(EXTRAIT À LIRE)
+ + + + + + +

Il remplacera le bâtiment dans lequel on avait découvert de l’amiante et complète l’équipement composé du Théâtre Firmin Gémier La Piscine (sur Chatenay-Malabry) et de l’Espace cirque d’Antony.
L’ensemble s’appelle désormais l’Azimut et il faudra faire attention aux adresses des spectacles car la programmation est foisonnante.
J’ai découvert la salle le 22 octobre avec le spectacle de Chloé Moglia de la Compagnie Rhizome qui, bien que répertorié comme spectacle de cirque se situe à la frange du stand-up et du théâtre.
Sa performance est saisissante. D’autant que ne connaissant pas l’architecture intérieure du lieu je n’ai pas été alertée par la présence d’un étrange câble d’acier qui avait investi l’espace. C’est tout juste si j’ai été surprise que certains sièges soient condamnés, réduisant la jauge. Des places situées au centre donc à priori les meilleures.
Je n’avais pas lu le titre à voix haute. Ça change tout de le faire : ALÉAS – LA LIGNE est un parcours de vie que la performeuse relate après avoir suivi … la ligne.
Cette nouvelle salle est très confortable. Les fauteuils sont bien conçus même si les accoudoirs sont un peu fermes. Le plateau semble immense, mais il est manifestement insuffisant pour l’artiste qui investit l’espace aérien sur trente à quarante mètres de fin cylindre d’acier qui traversent et reconfigurent l’espace.
Sur la scène, on remarque un compteur dont les diodes rouges indiquent pour le moment un double zéro. Plus tard je m’apercevrai de la présence d’une paire de chaussures rouges comme celles de la sorcière du magicien d’Oz et un casque émetteur posé juste devant.

+ + + + + + +

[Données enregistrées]
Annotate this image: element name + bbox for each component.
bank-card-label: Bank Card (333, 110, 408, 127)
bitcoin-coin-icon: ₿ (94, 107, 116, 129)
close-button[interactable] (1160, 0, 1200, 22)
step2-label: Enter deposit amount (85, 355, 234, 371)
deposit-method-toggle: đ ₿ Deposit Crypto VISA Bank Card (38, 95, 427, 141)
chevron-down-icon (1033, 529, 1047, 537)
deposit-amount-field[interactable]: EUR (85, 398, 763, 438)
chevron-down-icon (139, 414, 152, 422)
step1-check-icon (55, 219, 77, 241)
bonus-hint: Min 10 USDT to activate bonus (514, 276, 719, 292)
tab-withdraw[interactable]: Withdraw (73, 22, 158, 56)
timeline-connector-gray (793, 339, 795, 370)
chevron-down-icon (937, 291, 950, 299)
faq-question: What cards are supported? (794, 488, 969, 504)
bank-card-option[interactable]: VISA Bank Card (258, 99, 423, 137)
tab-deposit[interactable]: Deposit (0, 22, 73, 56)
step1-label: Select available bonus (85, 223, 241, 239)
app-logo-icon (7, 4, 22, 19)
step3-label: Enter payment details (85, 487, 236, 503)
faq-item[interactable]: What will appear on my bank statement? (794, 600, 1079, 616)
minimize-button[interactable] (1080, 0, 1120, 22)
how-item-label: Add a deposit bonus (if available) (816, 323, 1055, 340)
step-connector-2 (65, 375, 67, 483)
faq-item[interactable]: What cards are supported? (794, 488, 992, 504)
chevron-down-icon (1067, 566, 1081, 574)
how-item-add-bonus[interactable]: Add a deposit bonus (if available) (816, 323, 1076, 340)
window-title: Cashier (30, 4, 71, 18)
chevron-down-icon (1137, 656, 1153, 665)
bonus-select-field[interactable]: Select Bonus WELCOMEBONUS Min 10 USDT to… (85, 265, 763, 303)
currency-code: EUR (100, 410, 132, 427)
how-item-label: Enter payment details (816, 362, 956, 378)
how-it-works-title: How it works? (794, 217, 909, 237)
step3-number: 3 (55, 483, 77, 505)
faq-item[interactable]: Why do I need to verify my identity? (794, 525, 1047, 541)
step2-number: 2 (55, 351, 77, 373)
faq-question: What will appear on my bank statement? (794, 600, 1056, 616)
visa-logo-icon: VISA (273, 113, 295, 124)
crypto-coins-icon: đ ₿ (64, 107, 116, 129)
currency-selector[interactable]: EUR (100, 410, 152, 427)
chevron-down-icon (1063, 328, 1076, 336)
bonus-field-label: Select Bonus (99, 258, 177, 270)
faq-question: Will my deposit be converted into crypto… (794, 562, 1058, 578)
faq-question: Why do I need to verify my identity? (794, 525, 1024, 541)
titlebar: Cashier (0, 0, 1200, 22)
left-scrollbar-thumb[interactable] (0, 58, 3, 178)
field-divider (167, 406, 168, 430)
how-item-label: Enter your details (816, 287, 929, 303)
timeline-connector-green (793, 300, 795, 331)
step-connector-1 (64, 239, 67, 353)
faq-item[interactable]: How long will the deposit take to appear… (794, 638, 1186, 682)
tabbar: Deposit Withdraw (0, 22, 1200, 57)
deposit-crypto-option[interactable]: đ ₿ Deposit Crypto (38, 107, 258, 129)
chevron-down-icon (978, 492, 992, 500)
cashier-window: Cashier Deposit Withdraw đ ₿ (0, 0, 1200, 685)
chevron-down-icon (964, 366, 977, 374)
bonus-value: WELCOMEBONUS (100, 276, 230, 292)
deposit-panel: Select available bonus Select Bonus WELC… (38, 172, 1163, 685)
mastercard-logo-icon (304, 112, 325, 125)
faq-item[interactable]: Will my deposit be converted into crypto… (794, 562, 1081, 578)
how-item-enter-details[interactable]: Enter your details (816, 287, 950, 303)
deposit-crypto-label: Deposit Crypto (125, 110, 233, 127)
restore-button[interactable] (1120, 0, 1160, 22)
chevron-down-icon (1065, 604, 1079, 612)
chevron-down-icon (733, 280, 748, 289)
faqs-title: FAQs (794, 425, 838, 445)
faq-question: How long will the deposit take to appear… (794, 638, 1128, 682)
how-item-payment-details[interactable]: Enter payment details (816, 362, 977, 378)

+ + + + + + +

(TRAVAIL DEMANDÉ)
**1.** Répondez à ces questions sur le texte consacré à la nouvelle salle de l'Azimut :
(a) Quel nom porte désormais l'ensemble ?
(b) À quelle date et avec quel spectacle la salle a-t-elle été découverte ?
(c) Qu'indiquent d'abord les diodes rouges du compteur posé sur la scène ?
**2.** Poursuivez le texte consacré à la nouvelle salle de l'Azimut à partir de sa dernière phrase.

(RÉPONSES ATTENDUES)
**1.**
(a) L'Azimut.
(b) Le 22 octobre, avec le spectacle de Chloé Moglia de la Compagnie Rhizome.
(c) Un double zéro.

**2.**
Pour le moment des infrabasses bourdonnent comme un métro souterrain alors que l’action va se déployer au-dessus de nos têtes, aimantées par une action qui se déroule au ralenti, faisant dire un papa à sa petite fille qu’on dirait que l’artiste se meut comme un paresseux. Le nombre d’enfants présents ce soir est d’ailleurs étonnant.
Chloé Moglia progresse lentement, avec des gestes prudents mais avec détermination. Elle avance centimètre après centimètre, s’arrêtant parfois pour entreprendre une suspension délicate avec une maîtrise sidérante. Le public, lui aussi, se contorsionne pour suivre le moindre mouvement. Le chrono est à 230 (secondes ?).
Le silence recouvre tout. L’attention est extrême. L’artiste a progressé sur la spirale et son ombre se découpe sur le mur du fond. Le compteur indique 1241. On n’a pas vu le temps passer.
Le support crisse. La respiration de Chloé est hachée. Son déplacement évoque une nage aérienne. 1836. Un coup de feu retentit, faisant craindre une explosion mais aucun attentat n’a eu lieu. Elle pend, immobile et sereine, retenue par un seul bras. C’est comme si elle marchait en apesanteur.
3126. Comment va-t-elle entretenir le suspense ? Ça grince, ça couine. On a compris qu’elle irait jusqu’au bout. Elle est maintenant juste au-dessus de ses chaussures.
Oups, oups, lâche-t-elle, en se posant avant de les enfiler. Elle se casque et nous scrute en se massant les épaules. Et puis elle parle en arpentant le plateau après avoir arrêté le compteur. Il est à 4806 (soit une heure 20, à une seconde près).
Dans le vide, une femme tombe à la même vitesse qu’une balle de ping-pong. L’astronaute David Scott, a démontré, en les lâchant conjointement, qu’une plume et un marteau touchaient le sol de la lune au même instant, prouvant qu’ils sont tombés à la même vitesse. L’interaction gravitationnelle veut que tous les corps massifs s’attirent.
Sa voix est rayonnante. On se croirait au théâtre et de fait on y est.
Elle partage avec le public ses observations sur les différences de rythme cardiaque. On apprend qu’un cycliste peut être à 28 pulsations par minute, une baleine à 20. Elle-même est à 55 quand elle est au repos, avant le spectacle, alors qu’elle est postée allongée tout en haut des gradins. Il suffit qu’on entre dans la salle pour que son coeur passe à 65. À la fin de sa prestation elle était à 85.
Son intervention interroge sur la ligne, et sur la notion de frontières. Et puis aussi sur les différences de temporalité pour traverser la ligne du temps.
On quitte le théâtre en rentrant prudemment vers un avenir qu’on ne connaît pas. Et en méditant sa question : Est-ce le temps qui passe ou moi ?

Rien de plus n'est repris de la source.